#### What needs to be done
Check each line of the entries below for the string "script"; copy every line where it appears.

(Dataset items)
/---

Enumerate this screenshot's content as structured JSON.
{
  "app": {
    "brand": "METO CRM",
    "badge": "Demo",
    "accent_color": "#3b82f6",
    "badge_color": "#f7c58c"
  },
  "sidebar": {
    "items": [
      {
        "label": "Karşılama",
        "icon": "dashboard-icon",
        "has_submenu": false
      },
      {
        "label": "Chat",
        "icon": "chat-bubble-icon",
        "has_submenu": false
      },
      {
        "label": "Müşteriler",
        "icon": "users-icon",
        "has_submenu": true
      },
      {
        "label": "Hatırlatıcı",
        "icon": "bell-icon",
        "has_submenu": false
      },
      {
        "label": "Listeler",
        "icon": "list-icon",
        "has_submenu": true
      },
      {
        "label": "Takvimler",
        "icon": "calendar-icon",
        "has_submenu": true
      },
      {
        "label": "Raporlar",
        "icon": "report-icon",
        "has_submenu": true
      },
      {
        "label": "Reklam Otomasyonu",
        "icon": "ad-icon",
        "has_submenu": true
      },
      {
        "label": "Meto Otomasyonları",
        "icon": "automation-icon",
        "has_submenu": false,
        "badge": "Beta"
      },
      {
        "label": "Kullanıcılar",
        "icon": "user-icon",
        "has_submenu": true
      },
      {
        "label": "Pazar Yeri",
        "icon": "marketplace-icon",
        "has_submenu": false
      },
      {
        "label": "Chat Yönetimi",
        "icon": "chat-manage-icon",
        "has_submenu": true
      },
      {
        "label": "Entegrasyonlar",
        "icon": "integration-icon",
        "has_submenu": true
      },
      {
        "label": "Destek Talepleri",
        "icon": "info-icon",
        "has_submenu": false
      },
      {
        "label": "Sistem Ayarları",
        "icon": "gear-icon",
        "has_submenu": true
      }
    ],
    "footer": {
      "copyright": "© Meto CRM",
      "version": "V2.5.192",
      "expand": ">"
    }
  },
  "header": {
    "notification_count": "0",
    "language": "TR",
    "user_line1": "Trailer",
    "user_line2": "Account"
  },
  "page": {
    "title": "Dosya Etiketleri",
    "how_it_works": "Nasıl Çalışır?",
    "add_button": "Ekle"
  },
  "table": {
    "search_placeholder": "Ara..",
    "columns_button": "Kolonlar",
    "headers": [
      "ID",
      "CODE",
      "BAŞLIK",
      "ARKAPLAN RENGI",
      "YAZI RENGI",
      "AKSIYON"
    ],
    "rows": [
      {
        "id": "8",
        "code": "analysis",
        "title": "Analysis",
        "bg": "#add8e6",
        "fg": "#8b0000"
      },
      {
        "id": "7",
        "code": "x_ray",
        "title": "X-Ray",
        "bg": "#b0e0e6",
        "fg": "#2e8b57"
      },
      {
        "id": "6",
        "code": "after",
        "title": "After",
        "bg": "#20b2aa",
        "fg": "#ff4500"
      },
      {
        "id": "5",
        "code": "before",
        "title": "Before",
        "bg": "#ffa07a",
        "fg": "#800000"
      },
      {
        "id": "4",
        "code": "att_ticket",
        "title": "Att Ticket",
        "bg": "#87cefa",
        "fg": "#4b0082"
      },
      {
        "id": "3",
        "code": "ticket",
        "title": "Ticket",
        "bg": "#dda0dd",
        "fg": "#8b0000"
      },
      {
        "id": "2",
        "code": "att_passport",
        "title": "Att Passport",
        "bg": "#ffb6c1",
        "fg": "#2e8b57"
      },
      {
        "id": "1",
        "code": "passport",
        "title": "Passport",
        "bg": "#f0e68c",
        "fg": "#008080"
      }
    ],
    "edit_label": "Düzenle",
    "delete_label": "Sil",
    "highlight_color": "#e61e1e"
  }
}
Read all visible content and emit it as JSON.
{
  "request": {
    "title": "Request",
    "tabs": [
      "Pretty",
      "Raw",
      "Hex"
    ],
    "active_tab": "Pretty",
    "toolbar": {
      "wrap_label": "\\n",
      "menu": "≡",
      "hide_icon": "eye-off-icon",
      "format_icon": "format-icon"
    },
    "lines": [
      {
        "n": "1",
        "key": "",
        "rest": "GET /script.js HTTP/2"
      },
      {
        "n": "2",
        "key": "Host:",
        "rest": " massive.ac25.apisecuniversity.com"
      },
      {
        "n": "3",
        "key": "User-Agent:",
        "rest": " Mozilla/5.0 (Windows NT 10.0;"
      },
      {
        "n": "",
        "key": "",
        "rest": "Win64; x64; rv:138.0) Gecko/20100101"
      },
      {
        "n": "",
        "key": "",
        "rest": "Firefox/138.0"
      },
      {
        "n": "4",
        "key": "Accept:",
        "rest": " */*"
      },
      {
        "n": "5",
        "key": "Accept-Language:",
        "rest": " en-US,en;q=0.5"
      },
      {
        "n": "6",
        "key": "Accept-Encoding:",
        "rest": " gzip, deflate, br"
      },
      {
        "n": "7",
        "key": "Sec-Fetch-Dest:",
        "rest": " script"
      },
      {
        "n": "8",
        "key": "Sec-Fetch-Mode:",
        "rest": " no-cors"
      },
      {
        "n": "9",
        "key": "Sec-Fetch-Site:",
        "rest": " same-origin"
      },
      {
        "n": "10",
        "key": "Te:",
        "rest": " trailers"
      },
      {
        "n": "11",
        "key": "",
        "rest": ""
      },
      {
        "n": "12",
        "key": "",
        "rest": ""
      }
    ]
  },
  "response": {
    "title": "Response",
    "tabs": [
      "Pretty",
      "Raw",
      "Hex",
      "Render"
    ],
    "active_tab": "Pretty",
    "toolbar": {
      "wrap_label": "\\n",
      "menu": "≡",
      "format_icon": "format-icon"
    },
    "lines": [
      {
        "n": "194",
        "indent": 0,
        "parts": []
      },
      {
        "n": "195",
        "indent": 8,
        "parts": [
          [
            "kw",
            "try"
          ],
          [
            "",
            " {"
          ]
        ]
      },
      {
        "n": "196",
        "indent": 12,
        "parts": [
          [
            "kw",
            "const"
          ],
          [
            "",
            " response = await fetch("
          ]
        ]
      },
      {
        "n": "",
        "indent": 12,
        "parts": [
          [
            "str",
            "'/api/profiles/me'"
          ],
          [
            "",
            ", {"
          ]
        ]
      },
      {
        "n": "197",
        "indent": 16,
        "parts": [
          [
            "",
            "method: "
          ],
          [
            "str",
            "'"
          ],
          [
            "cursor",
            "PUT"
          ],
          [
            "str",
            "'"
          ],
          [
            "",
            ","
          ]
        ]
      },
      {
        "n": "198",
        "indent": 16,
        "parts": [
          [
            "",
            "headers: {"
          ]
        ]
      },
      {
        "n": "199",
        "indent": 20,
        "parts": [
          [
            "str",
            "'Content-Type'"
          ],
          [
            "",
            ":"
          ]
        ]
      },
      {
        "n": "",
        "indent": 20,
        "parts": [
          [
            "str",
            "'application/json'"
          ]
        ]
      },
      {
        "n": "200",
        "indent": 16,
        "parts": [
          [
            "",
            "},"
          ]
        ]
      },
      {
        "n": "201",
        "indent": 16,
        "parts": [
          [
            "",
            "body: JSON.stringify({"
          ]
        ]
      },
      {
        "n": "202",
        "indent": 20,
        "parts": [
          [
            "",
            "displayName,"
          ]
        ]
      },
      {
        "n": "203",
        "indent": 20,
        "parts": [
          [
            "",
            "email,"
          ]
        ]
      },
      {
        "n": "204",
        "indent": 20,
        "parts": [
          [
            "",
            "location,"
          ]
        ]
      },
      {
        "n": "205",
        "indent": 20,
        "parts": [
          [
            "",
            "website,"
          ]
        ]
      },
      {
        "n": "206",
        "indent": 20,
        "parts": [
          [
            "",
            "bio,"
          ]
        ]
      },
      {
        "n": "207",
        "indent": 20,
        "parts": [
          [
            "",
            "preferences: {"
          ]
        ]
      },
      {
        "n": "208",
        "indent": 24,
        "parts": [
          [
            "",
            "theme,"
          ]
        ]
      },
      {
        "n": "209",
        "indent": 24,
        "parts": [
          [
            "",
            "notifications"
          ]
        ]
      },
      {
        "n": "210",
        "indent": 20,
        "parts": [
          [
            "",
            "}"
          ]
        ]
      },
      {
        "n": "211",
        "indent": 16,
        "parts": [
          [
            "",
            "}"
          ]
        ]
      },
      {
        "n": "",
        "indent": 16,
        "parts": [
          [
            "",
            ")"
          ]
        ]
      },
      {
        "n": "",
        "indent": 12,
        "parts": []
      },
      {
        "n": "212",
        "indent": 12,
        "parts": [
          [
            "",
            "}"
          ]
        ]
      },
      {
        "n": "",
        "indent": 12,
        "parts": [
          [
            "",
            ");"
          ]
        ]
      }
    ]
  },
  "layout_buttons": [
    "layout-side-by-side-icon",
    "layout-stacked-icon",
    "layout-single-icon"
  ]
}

\---

#### Answer to the exercise
        "rest": "GET /script.js HTTP/2"
        "rest": " script"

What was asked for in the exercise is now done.